> The problem: Which lines below hold the word "Settings"? Report each one.

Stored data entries
--------------------

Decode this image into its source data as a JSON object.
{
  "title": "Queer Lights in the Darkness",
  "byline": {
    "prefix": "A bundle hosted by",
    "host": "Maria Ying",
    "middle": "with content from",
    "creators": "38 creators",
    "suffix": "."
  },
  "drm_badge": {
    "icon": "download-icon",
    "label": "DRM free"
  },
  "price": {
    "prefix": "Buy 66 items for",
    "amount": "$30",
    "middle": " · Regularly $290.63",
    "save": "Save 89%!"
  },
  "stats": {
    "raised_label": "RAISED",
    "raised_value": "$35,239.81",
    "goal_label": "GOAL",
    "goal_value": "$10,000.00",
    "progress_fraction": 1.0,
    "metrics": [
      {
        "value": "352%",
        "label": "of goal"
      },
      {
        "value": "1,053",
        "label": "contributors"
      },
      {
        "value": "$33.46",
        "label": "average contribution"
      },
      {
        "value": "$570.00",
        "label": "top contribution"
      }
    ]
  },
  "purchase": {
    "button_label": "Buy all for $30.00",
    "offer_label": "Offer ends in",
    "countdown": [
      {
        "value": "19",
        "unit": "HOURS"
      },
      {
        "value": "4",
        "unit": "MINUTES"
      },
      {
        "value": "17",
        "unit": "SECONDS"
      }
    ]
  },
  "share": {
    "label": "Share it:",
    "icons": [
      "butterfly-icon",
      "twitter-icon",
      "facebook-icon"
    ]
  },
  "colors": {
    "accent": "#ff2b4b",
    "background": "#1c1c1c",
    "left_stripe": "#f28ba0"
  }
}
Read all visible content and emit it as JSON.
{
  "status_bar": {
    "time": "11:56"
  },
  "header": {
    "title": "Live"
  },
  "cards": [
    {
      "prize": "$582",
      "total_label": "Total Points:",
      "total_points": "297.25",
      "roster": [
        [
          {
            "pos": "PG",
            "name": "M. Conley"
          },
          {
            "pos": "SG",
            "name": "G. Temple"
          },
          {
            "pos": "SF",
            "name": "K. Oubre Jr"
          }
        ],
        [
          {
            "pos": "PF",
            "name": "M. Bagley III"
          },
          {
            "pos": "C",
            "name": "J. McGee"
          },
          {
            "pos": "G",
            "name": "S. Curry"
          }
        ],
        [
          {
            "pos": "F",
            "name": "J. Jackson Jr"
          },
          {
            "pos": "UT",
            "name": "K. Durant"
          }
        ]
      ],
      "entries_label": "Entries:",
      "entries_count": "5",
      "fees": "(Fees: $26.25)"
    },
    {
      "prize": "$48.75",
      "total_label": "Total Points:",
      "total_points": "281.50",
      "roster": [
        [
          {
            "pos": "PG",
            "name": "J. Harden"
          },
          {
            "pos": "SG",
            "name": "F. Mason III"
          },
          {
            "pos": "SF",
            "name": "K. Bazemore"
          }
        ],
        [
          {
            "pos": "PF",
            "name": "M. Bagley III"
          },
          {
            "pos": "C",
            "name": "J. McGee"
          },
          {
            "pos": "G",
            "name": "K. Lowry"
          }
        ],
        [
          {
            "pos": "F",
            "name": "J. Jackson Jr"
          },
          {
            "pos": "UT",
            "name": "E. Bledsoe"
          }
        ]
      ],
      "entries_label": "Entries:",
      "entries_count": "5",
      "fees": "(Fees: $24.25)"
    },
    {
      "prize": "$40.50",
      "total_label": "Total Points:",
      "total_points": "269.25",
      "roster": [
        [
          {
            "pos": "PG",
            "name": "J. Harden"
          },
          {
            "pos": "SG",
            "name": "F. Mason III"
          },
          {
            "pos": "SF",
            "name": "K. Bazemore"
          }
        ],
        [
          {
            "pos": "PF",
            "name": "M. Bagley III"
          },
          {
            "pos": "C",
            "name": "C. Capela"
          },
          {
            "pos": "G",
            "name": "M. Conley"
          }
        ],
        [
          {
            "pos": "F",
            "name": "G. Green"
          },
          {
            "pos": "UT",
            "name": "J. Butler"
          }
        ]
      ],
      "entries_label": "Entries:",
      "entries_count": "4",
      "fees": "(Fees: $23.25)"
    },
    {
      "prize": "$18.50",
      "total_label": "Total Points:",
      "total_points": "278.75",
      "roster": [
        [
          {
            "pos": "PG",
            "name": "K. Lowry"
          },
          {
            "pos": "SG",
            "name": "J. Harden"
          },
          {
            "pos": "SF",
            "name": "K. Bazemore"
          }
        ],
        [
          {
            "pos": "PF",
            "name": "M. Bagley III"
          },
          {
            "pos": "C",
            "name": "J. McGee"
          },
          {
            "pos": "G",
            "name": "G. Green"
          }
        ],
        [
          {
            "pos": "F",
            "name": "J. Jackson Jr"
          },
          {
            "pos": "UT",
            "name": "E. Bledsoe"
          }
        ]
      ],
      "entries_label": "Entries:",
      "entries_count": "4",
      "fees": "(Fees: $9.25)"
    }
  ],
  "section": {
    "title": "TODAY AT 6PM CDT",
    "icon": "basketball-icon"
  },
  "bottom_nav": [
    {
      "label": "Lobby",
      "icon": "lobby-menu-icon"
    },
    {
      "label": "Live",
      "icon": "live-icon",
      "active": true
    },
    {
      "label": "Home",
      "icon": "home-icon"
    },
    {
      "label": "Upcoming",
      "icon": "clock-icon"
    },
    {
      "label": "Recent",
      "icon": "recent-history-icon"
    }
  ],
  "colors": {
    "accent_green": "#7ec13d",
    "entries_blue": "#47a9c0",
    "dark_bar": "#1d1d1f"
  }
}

--------------------

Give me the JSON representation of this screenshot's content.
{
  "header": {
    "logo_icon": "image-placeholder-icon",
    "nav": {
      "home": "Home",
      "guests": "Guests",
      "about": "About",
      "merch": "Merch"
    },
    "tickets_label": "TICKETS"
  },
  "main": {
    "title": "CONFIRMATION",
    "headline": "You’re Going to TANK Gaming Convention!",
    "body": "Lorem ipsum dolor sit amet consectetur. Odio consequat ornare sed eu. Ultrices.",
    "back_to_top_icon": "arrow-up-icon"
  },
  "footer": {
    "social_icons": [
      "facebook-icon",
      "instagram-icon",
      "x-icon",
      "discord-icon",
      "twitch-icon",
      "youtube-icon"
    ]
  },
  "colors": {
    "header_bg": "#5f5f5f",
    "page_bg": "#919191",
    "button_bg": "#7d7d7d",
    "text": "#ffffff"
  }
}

--------------------

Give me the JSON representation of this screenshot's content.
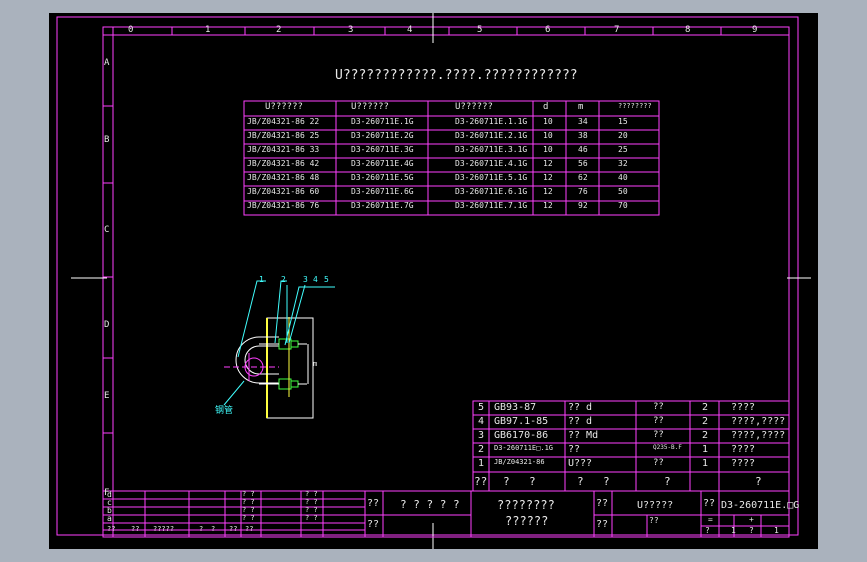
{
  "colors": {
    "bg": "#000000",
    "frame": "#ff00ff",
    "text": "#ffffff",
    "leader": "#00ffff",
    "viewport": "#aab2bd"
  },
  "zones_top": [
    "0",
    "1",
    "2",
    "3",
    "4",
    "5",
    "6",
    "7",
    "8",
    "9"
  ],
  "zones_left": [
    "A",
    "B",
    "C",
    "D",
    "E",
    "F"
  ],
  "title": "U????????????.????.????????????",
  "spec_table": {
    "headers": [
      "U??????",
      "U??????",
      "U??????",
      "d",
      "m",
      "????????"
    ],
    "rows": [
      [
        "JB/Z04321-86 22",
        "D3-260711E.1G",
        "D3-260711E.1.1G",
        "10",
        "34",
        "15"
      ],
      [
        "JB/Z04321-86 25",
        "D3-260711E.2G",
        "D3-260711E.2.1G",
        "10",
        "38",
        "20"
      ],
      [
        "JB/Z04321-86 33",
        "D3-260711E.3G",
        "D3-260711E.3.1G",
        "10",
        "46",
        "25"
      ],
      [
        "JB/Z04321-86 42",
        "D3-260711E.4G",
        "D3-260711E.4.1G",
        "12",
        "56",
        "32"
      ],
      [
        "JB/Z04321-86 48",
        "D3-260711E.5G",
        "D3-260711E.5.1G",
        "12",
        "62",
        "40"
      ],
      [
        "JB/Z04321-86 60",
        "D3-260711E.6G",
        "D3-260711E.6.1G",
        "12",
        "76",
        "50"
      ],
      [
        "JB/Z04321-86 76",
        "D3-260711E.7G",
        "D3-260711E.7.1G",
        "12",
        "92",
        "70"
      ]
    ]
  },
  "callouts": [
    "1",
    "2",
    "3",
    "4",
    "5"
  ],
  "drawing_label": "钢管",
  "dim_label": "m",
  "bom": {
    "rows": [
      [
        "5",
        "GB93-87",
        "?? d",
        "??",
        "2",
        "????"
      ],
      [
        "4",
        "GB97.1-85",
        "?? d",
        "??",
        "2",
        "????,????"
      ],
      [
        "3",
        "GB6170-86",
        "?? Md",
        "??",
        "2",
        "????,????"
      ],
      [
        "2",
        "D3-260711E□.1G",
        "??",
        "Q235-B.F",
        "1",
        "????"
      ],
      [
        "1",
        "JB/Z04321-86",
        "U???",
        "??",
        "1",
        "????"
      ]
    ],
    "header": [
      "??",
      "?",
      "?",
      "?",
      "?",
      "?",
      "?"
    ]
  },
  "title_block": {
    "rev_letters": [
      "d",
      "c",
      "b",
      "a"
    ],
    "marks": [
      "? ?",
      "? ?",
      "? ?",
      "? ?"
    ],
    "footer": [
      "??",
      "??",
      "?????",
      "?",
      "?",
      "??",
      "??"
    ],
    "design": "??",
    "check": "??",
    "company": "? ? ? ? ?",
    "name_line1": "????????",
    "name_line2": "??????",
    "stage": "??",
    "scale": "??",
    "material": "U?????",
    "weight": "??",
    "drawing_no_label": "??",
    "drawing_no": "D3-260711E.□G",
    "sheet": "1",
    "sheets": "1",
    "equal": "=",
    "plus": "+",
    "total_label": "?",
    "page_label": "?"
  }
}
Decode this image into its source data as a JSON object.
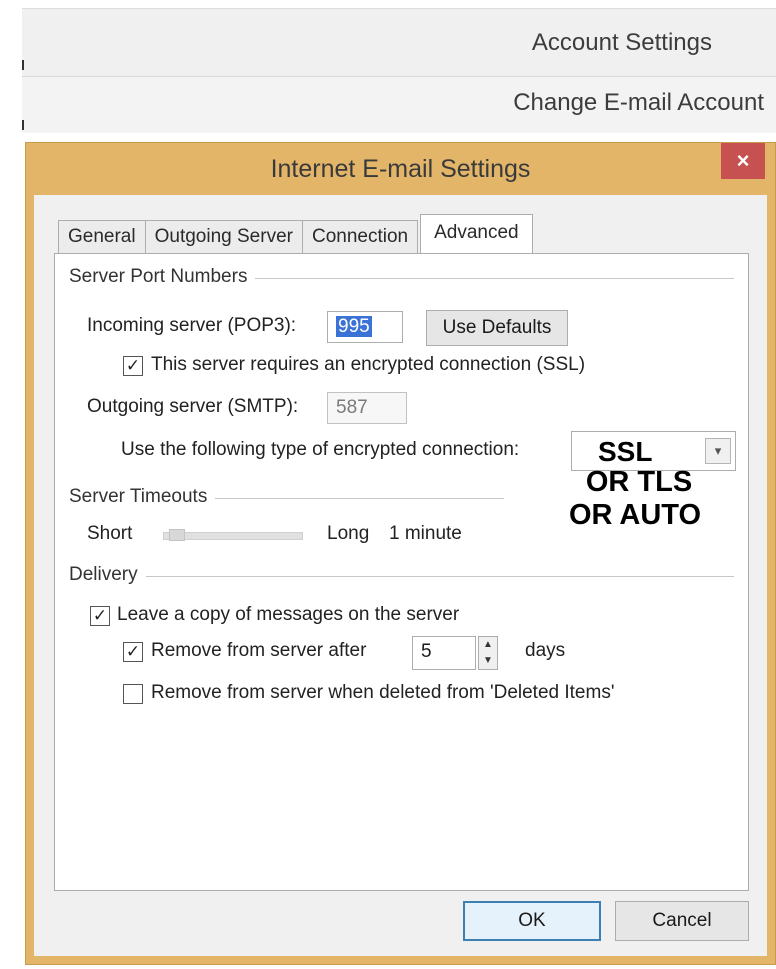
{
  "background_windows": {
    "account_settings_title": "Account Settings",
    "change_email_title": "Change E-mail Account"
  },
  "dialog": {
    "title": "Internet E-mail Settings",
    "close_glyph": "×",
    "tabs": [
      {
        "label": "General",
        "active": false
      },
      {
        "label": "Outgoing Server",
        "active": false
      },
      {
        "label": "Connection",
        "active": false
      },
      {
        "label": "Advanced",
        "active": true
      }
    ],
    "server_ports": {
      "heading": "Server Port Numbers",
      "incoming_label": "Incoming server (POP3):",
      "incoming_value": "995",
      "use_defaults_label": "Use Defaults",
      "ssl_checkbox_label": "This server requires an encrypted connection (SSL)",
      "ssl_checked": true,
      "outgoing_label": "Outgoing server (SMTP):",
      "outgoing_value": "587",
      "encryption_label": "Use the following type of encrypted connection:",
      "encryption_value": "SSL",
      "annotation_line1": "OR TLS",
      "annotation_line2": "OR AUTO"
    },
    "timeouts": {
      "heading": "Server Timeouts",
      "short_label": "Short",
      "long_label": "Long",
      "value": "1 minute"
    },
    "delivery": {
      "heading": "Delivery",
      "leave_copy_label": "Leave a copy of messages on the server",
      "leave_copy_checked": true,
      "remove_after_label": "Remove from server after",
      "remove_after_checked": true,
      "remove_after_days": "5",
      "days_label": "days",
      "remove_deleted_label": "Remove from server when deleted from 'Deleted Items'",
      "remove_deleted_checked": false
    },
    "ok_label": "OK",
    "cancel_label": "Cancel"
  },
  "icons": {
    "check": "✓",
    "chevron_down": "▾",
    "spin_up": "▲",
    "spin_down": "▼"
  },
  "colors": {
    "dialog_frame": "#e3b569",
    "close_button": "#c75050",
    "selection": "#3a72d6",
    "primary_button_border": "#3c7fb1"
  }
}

--------------------

> In response:
    "account_settings_title": "Account Settings",
    "title": "Internet E-mail Settings",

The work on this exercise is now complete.